-- begin DATA EXCERPTS --

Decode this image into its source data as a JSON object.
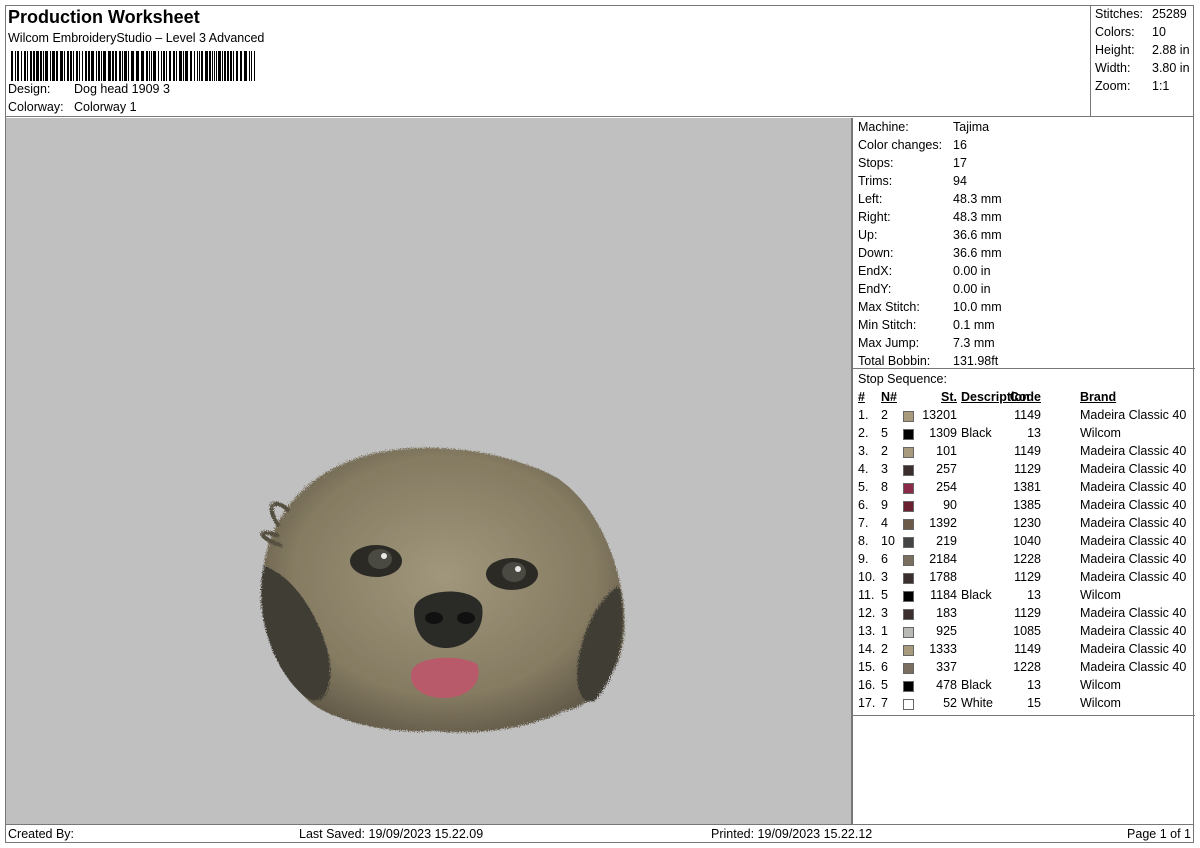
{
  "header": {
    "title": "Production Worksheet",
    "subtitle": "Wilcom EmbroideryStudio – Level 3 Advanced",
    "design_label": "Design:",
    "design_value": "Dog head 1909 3",
    "colorway_label": "Colorway:",
    "colorway_value": "Colorway 1"
  },
  "summary": {
    "stitches_label": "Stitches:",
    "stitches_value": "25289",
    "colors_label": "Colors:",
    "colors_value": "10",
    "height_label": "Height:",
    "height_value": "2.88 in",
    "width_label": "Width:",
    "width_value": "3.80 in",
    "zoom_label": "Zoom:",
    "zoom_value": "1:1"
  },
  "machine": [
    {
      "label": "Machine:",
      "value": "Tajima"
    },
    {
      "label": "Color changes:",
      "value": "16"
    },
    {
      "label": "Stops:",
      "value": "17"
    },
    {
      "label": "Trims:",
      "value": "94"
    },
    {
      "label": "Left:",
      "value": "48.3 mm"
    },
    {
      "label": "Right:",
      "value": "48.3 mm"
    },
    {
      "label": "Up:",
      "value": "36.6 mm"
    },
    {
      "label": "Down:",
      "value": "36.6 mm"
    },
    {
      "label": "EndX:",
      "value": "0.00 in"
    },
    {
      "label": "EndY:",
      "value": "0.00 in"
    },
    {
      "label": "Max Stitch:",
      "value": "10.0 mm"
    },
    {
      "label": "Min Stitch:",
      "value": "0.1 mm"
    },
    {
      "label": "Max Jump:",
      "value": "7.3 mm"
    },
    {
      "label": "Total Bobbin:",
      "value": "131.98ft"
    }
  ],
  "stop_sequence": {
    "title": "Stop Sequence:",
    "headers": {
      "num": "#",
      "n": "N#",
      "st": "St.",
      "desc": "Description",
      "code": "Code",
      "brand": "Brand"
    },
    "rows": [
      {
        "num": "1.",
        "n": "2",
        "color": "#a89a7c",
        "st": "13201",
        "desc": "",
        "code": "1149",
        "brand": "Madeira Classic 40"
      },
      {
        "num": "2.",
        "n": "5",
        "color": "#000000",
        "st": "1309",
        "desc": "Black",
        "code": "13",
        "brand": "Wilcom"
      },
      {
        "num": "3.",
        "n": "2",
        "color": "#a89a7c",
        "st": "101",
        "desc": "",
        "code": "1149",
        "brand": "Madeira Classic 40"
      },
      {
        "num": "4.",
        "n": "3",
        "color": "#3a2e2e",
        "st": "257",
        "desc": "",
        "code": "1129",
        "brand": "Madeira Classic 40"
      },
      {
        "num": "5.",
        "n": "8",
        "color": "#8a2a48",
        "st": "254",
        "desc": "",
        "code": "1381",
        "brand": "Madeira Classic 40"
      },
      {
        "num": "6.",
        "n": "9",
        "color": "#6a2030",
        "st": "90",
        "desc": "",
        "code": "1385",
        "brand": "Madeira Classic 40"
      },
      {
        "num": "7.",
        "n": "4",
        "color": "#6b5a48",
        "st": "1392",
        "desc": "",
        "code": "1230",
        "brand": "Madeira Classic 40"
      },
      {
        "num": "8.",
        "n": "10",
        "color": "#444444",
        "st": "219",
        "desc": "",
        "code": "1040",
        "brand": "Madeira Classic 40"
      },
      {
        "num": "9.",
        "n": "6",
        "color": "#7a6e60",
        "st": "2184",
        "desc": "",
        "code": "1228",
        "brand": "Madeira Classic 40"
      },
      {
        "num": "10.",
        "n": "3",
        "color": "#3a2e2e",
        "st": "1788",
        "desc": "",
        "code": "1129",
        "brand": "Madeira Classic 40"
      },
      {
        "num": "11.",
        "n": "5",
        "color": "#000000",
        "st": "1184",
        "desc": "Black",
        "code": "13",
        "brand": "Wilcom"
      },
      {
        "num": "12.",
        "n": "3",
        "color": "#3a2e2e",
        "st": "183",
        "desc": "",
        "code": "1129",
        "brand": "Madeira Classic 40"
      },
      {
        "num": "13.",
        "n": "1",
        "color": "#b8b8b4",
        "st": "925",
        "desc": "",
        "code": "1085",
        "brand": "Madeira Classic 40"
      },
      {
        "num": "14.",
        "n": "2",
        "color": "#a89a7c",
        "st": "1333",
        "desc": "",
        "code": "1149",
        "brand": "Madeira Classic 40"
      },
      {
        "num": "15.",
        "n": "6",
        "color": "#7a6e60",
        "st": "337",
        "desc": "",
        "code": "1228",
        "brand": "Madeira Classic 40"
      },
      {
        "num": "16.",
        "n": "5",
        "color": "#000000",
        "st": "478",
        "desc": "Black",
        "code": "13",
        "brand": "Wilcom"
      },
      {
        "num": "17.",
        "n": "7",
        "color": "#ffffff",
        "st": "52",
        "desc": "White",
        "code": "15",
        "brand": "Wilcom"
      }
    ]
  },
  "footer": {
    "created_by": "Created By:",
    "last_saved": "Last Saved: 19/09/2023 15.22.09",
    "printed": "Printed: 19/09/2023 15.22.12",
    "page": "Page 1 of 1"
  },
  "colors": {
    "preview_bg": "#c0c0c0",
    "fur": "#8a8068",
    "tongue": "#b85a6a"
  }
}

-- end DATA EXCERPTS --

- _CHALLENGE_
All records should be output exactly, with the pictures left out.

- _TASK SOLUTION_
Decode this image into its source data as a JSON object.
{
  "header": {
    "title": "Production Worksheet",
    "subtitle": "Wilcom EmbroideryStudio – Level 3 Advanced",
    "design_label": "Design:",
    "design_value": "Dog head 1909 3",
    "colorway_label": "Colorway:",
    "colorway_value": "Colorway 1"
  },
  "summary": {
    "stitches_label": "Stitches:",
    "stitches_value": "25289",
    "colors_label": "Colors:",
    "colors_value": "10",
    "height_label": "Height:",
    "height_value": "2.88 in",
    "width_label": "Width:",
    "width_value": "3.80 in",
    "zoom_label": "Zoom:",
    "zoom_value": "1:1"
  },
  "machine": [
    {
      "label": "Machine:",
      "value": "Tajima"
    },
    {
      "label": "Color changes:",
      "value": "16"
    },
    {
      "label": "Stops:",
      "value": "17"
    },
    {
      "label": "Trims:",
      "value": "94"
    },
    {
      "label": "Left:",
      "value": "48.3 mm"
    },
    {
      "label": "Right:",
      "value": "48.3 mm"
    },
    {
      "label": "Up:",
      "value": "36.6 mm"
    },
    {
      "label": "Down:",
      "value": "36.6 mm"
    },
    {
      "label": "EndX:",
      "value": "0.00 in"
    },
    {
      "label": "EndY:",
      "value": "0.00 in"
    },
    {
      "label": "Max Stitch:",
      "value": "10.0 mm"
    },
    {
      "label": "Min Stitch:",
      "value": "0.1 mm"
    },
    {
      "label": "Max Jump:",
      "value": "7.3 mm"
    },
    {
      "label": "Total Bobbin:",
      "value": "131.98ft"
    }
  ],
  "stop_sequence": {
    "title": "Stop Sequence:",
    "headers": {
      "num": "#",
      "n": "N#",
      "st": "St.",
      "desc": "Description",
      "code": "Code",
      "brand": "Brand"
    },
    "rows": [
      {
        "num": "1.",
        "n": "2",
        "color": "#a89a7c",
        "st": "13201",
        "desc": "",
        "code": "1149",
        "brand": "Madeira Classic 40"
      },
      {
        "num": "2.",
        "n": "5",
        "color": "#000000",
        "st": "1309",
        "desc": "Black",
        "code": "13",
        "brand": "Wilcom"
      },
      {
        "num": "3.",
        "n": "2",
        "color": "#a89a7c",
        "st": "101",
        "desc": "",
        "code": "1149",
        "brand": "Madeira Classic 40"
      },
      {
        "num": "4.",
        "n": "3",
        "color": "#3a2e2e",
        "st": "257",
        "desc": "",
        "code": "1129",
        "brand": "Madeira Classic 40"
      },
      {
        "num": "5.",
        "n": "8",
        "color": "#8a2a48",
        "st": "254",
        "desc": "",
        "code": "1381",
        "brand": "Madeira Classic 40"
      },
      {
        "num": "6.",
        "n": "9",
        "color": "#6a2030",
        "st": "90",
        "desc": "",
        "code": "1385",
        "brand": "Madeira Classic 40"
      },
      {
        "num": "7.",
        "n": "4",
        "color": "#6b5a48",
        "st": "1392",
        "desc": "",
        "code": "1230",
        "brand": "Madeira Classic 40"
      },
      {
        "num": "8.",
        "n": "10",
        "color": "#444444",
        "st": "219",
        "desc": "",
        "code": "1040",
        "brand": "Madeira Classic 40"
      },
      {
        "num": "9.",
        "n": "6",
        "color": "#7a6e60",
        "st": "2184",
        "desc": "",
        "code": "1228",
        "brand": "Madeira Classic 40"
      },
      {
        "num": "10.",
        "n": "3",
        "color": "#3a2e2e",
        "st": "1788",
        "desc": "",
        "code": "1129",
        "brand": "Madeira Classic 40"
      },
      {
        "num": "11.",
        "n": "5",
        "color": "#000000",
        "st": "1184",
        "desc": "Black",
        "code": "13",
        "brand": "Wilcom"
      },
      {
        "num": "12.",
        "n": "3",
        "color": "#3a2e2e",
        "st": "183",
        "desc": "",
        "code": "1129",
        "brand": "Madeira Classic 40"
      },
      {
        "num": "13.",
        "n": "1",
        "color": "#b8b8b4",
        "st": "925",
        "desc": "",
        "code": "1085",
        "brand": "Madeira Classic 40"
      },
      {
        "num": "14.",
        "n": "2",
        "color": "#a89a7c",
        "st": "1333",
        "desc": "",
        "code": "1149",
        "brand": "Madeira Classic 40"
      },
      {
        "num": "15.",
        "n": "6",
        "color": "#7a6e60",
        "st": "337",
        "desc": "",
        "code": "1228",
        "brand": "Madeira Classic 40"
      },
      {
        "num": "16.",
        "n": "5",
        "color": "#000000",
        "st": "478",
        "desc": "Black",
        "code": "13",
        "brand": "Wilcom"
      },
      {
        "num": "17.",
        "n": "7",
        "color": "#ffffff",
        "st": "52",
        "desc": "White",
        "code": "15",
        "brand": "Wilcom"
      }
    ]
  },
  "footer": {
    "created_by": "Created By:",
    "last_saved": "Last Saved: 19/09/2023 15.22.09",
    "printed": "Printed: 19/09/2023 15.22.12",
    "page": "Page 1 of 1"
  },
  "colors": {
    "preview_bg": "#c0c0c0",
    "fur": "#8a8068",
    "tongue": "#b85a6a"
  }
}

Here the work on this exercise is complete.